STATED EXERCISE: Return the material word for word. Do not include the pictures.
-- BEGIN RAW DATA --
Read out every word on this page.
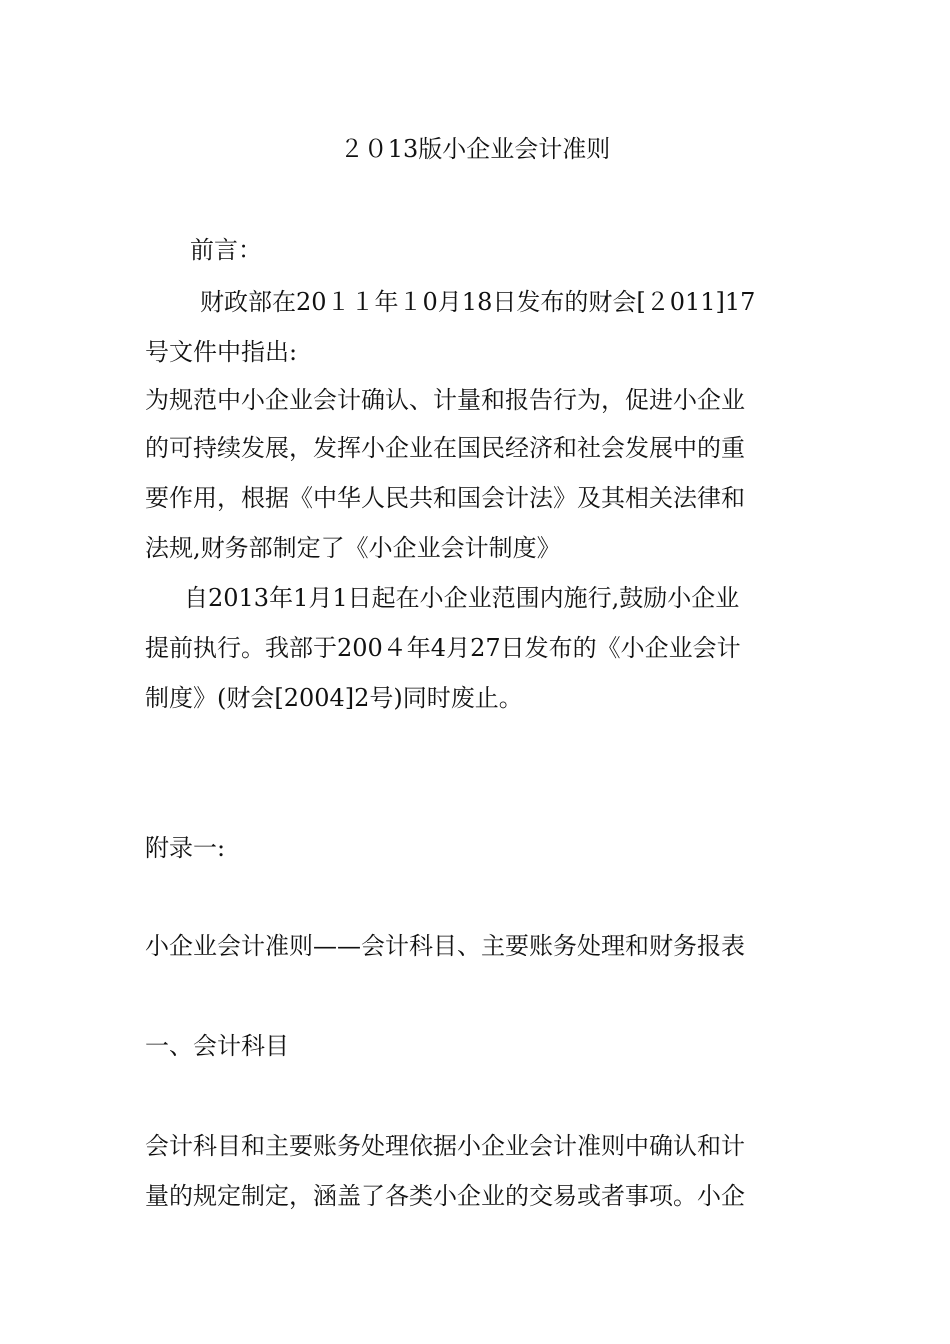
２０13版小企业会计准则
前言：
财政部在20１１年１0月18日发布的财会[２011]17
号文件中指出:
为规范中小企业会计确认、计量和报告行为，促进小企业
的可持续发展，发挥小企业在国民经济和社会发展中的重
要作用，根据《中华人民共和国会计法》及其相关法律和
法规,财务部制定了《小企业会计制度》
自2013年1月1日起在小企业范围内施行,鼓励小企业
提前执行。我部于200４年4月27日发布的《小企业会计
制度》(财会[2004]2号)同时废止。
附录一:
小企业会计准则——会计科目、主要账务处理和财务报表
一、会计科目
会计科目和主要账务处理依据小企业会计准则中确认和计
量的规定制定，涵盖了各类小企业的交易或者事项。小企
-- END RAW DATA --
REPLY:
Read out every word on this page.
２０13版小企业会计准则
前言：
财政部在20１１年１0月18日发布的财会[２011]17
号文件中指出:
为规范中小企业会计确认、计量和报告行为，促进小企业
的可持续发展，发挥小企业在国民经济和社会发展中的重
要作用，根据《中华人民共和国会计法》及其相关法律和
法规,财务部制定了《小企业会计制度》
自2013年1月1日起在小企业范围内施行,鼓励小企业
提前执行。我部于200４年4月27日发布的《小企业会计
制度》(财会[2004]2号)同时废止。
附录一:
小企业会计准则——会计科目、主要账务处理和财务报表
一、会计科目
会计科目和主要账务处理依据小企业会计准则中确认和计
量的规定制定，涵盖了各类小企业的交易或者事项。小企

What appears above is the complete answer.